[BEGIN THE RECORDS]
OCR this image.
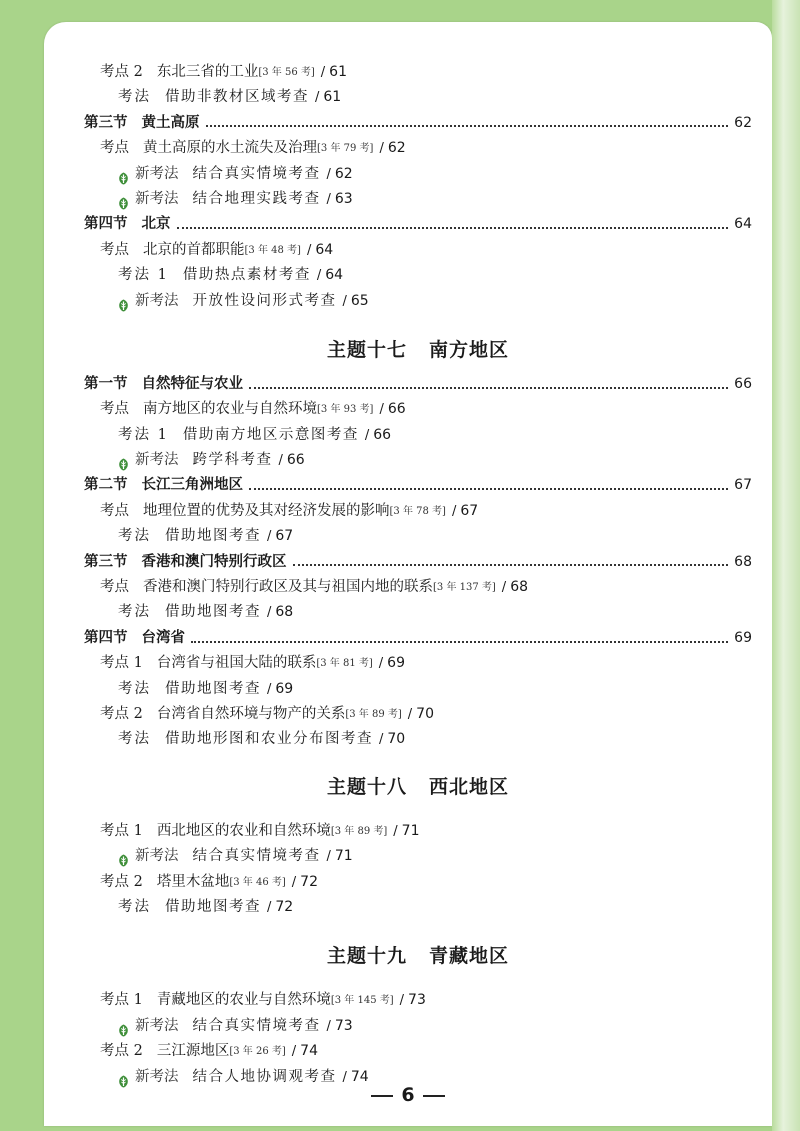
考点 2 东北三省的工业 [3 年 56 考] / 61
考法 借助非教材区域考查 / 61
第三节 黄土高原	62
考点 黄土高原的水土流失及治理 [3 年 79 考] / 62
新考法 结合真实情境考查 / 62
新考法 结合地理实践考查 / 63
第四节 北京	64
考点 北京的首都职能 [3 年 48 考] / 64
考法 1 借助热点素材考查 / 64
新考法 开放性设问形式考查 / 65
主题十七 南方地区
第一节 自然特征与农业	66
考点 南方地区的农业与自然环境 [3 年 93 考] / 66
考法 1 借助南方地区示意图考查 / 66
新考法 跨学科考查 / 66
第二节 长江三角洲地区	67
考点 地理位置的优势及其对经济发展的影响 [3 年 78 考] / 67
考法 借助地图考查 / 67
第三节 香港和澳门特别行政区	68
考点 香港和澳门特别行政区及其与祖国内地的联系 [3 年 137 考] / 68
考法 借助地图考查 / 68
第四节 台湾省	69
考点 1 台湾省与祖国大陆的联系 [3 年 81 考] / 69
考法 借助地图考查 / 69
考点 2 台湾省自然环境与物产的关系 [3 年 89 考] / 70
考法 借助地形图和农业分布图考查 / 70
主题十八 西北地区
考点 1 西北地区的农业和自然环境 [3 年 89 考] / 71
新考法 结合真实情境考查 / 71
考点 2 塔里木盆地 [3 年 46 考] / 72
考法 借助地图考查 / 72
主题十九 青藏地区
考点 1 青藏地区的农业与自然环境 [3 年 145 考] / 73
新考法 结合真实情境考查 / 73
考点 2 三江源地区 [3 年 26 考] / 74
新考法 结合人地协调观考查 / 74
6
[END THE RECORDS]
WHAT TO PRODUCE: The pictures should not appear in the copy; every other part of the records above must be returned exactly.

OUTPUT BELOW:
OCR this image.
考点 2 东北三省的工业 [3 年 56 考] / 61
考法 借助非教材区域考查 / 61
第三节 黄土高原	62
考点 黄土高原的水土流失及治理 [3 年 79 考] / 62
新考法 结合真实情境考查 / 62
新考法 结合地理实践考查 / 63
第四节 北京	64
考点 北京的首都职能 [3 年 48 考] / 64
考法 1 借助热点素材考查 / 64
新考法 开放性设问形式考查 / 65
主题十七 南方地区
第一节 自然特征与农业	66
考点 南方地区的农业与自然环境 [3 年 93 考] / 66
考法 1 借助南方地区示意图考查 / 66
新考法 跨学科考查 / 66
第二节 长江三角洲地区	67
考点 地理位置的优势及其对经济发展的影响 [3 年 78 考] / 67
考法 借助地图考查 / 67
第三节 香港和澳门特别行政区	68
考点 香港和澳门特别行政区及其与祖国内地的联系 [3 年 137 考] / 68
考法 借助地图考查 / 68
第四节 台湾省	69
考点 1 台湾省与祖国大陆的联系 [3 年 81 考] / 69
考法 借助地图考查 / 69
考点 2 台湾省自然环境与物产的关系 [3 年 89 考] / 70
考法 借助地形图和农业分布图考查 / 70
主题十八 西北地区
考点 1 西北地区的农业和自然环境 [3 年 89 考] / 71
新考法 结合真实情境考查 / 71
考点 2 塔里木盆地 [3 年 46 考] / 72
考法 借助地图考查 / 72
主题十九 青藏地区
考点 1 青藏地区的农业与自然环境 [3 年 145 考] / 73
新考法 结合真实情境考查 / 73
考点 2 三江源地区 [3 年 26 考] / 74
新考法 结合人地协调观考查 / 74
6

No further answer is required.